##### Material for this exercise
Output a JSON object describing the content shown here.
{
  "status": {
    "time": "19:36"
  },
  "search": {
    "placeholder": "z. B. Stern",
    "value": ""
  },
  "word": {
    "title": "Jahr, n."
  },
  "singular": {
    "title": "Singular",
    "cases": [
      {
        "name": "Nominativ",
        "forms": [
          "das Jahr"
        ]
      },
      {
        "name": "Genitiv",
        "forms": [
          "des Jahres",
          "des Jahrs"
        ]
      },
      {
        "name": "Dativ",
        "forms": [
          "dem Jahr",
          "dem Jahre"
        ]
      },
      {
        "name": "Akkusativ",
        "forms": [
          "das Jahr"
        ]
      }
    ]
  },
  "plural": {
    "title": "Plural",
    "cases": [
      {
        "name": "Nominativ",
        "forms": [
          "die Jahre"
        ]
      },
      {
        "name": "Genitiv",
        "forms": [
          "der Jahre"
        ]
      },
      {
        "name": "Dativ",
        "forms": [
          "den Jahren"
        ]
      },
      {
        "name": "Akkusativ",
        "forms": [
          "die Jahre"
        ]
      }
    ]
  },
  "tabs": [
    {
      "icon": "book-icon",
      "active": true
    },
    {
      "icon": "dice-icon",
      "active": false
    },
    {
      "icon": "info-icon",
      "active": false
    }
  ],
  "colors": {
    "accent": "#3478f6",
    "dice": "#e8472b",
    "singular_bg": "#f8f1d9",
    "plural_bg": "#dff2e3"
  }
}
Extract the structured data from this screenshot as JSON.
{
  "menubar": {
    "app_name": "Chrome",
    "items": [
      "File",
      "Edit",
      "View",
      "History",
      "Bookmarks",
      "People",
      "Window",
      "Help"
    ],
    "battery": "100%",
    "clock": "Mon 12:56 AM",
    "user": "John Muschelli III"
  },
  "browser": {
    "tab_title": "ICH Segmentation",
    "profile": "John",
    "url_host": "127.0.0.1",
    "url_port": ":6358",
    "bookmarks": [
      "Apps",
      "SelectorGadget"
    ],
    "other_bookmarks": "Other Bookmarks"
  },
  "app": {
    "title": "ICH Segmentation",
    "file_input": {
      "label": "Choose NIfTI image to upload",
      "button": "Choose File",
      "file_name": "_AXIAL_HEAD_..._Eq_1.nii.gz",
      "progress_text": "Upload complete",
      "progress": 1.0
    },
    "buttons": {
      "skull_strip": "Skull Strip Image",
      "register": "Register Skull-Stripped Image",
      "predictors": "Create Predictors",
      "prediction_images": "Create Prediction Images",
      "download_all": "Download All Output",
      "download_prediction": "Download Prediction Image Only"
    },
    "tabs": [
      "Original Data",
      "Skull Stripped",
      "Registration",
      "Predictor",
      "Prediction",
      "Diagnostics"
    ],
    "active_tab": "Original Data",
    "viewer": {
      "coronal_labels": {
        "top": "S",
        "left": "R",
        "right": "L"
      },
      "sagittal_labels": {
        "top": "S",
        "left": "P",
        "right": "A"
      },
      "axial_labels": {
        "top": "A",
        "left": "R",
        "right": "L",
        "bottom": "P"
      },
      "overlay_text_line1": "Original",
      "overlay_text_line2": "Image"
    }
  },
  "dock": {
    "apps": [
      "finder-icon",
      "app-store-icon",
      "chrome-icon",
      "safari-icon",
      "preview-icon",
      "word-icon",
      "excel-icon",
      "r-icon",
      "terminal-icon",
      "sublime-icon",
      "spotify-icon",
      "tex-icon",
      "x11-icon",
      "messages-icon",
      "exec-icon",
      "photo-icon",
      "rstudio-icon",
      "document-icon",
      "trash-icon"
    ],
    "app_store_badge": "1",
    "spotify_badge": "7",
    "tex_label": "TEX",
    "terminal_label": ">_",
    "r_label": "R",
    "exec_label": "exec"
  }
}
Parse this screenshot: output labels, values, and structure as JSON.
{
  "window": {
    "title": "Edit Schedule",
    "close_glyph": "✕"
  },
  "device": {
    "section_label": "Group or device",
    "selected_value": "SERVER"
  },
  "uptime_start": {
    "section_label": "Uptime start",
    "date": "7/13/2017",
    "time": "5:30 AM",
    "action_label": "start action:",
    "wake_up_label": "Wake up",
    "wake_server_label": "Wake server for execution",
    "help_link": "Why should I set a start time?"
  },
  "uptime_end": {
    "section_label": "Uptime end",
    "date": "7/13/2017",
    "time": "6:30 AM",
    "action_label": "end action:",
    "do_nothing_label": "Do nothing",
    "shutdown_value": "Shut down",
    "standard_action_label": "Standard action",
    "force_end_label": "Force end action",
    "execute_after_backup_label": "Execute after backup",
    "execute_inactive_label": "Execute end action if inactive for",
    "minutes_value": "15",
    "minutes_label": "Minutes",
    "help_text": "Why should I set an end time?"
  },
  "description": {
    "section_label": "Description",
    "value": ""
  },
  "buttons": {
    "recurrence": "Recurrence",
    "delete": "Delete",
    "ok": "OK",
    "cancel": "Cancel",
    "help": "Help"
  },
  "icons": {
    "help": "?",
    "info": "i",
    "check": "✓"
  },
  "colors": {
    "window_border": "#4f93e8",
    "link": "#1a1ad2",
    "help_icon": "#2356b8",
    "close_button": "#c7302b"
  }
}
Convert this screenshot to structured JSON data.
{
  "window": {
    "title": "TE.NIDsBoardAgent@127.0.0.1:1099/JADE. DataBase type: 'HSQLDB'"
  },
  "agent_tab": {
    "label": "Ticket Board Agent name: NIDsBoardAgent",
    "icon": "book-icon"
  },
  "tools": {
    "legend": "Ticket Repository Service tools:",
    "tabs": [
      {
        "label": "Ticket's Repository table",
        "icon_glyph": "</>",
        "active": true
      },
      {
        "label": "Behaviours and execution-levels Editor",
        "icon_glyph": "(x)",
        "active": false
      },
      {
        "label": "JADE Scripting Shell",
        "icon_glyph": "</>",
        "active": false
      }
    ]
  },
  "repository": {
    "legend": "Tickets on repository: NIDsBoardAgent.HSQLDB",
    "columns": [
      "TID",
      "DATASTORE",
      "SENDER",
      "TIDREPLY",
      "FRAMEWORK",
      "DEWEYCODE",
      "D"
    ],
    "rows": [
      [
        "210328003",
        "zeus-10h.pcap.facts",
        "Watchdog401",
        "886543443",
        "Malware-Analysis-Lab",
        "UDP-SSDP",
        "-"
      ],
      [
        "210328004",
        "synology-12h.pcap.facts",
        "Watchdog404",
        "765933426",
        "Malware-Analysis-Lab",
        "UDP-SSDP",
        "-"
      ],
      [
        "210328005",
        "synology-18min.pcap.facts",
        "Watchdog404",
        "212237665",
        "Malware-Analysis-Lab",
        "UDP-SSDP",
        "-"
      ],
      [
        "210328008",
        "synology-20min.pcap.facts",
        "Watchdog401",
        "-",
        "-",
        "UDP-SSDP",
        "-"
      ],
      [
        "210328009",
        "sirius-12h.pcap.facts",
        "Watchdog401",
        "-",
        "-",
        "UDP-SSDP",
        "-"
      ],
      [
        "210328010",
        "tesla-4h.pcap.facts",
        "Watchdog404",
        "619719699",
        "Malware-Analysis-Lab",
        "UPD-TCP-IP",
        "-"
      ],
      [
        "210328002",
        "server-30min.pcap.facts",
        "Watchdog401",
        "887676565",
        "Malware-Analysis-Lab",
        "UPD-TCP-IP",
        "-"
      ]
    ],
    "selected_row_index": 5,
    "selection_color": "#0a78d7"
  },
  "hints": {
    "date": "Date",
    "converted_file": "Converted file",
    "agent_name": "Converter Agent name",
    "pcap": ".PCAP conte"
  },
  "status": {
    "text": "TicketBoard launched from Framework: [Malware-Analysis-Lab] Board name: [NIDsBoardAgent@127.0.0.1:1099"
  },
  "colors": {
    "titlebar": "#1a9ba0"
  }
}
##########
Set problem - From the data above, count the lines where "action" occurs and give that figure and nothing else.

Solution for this task - 5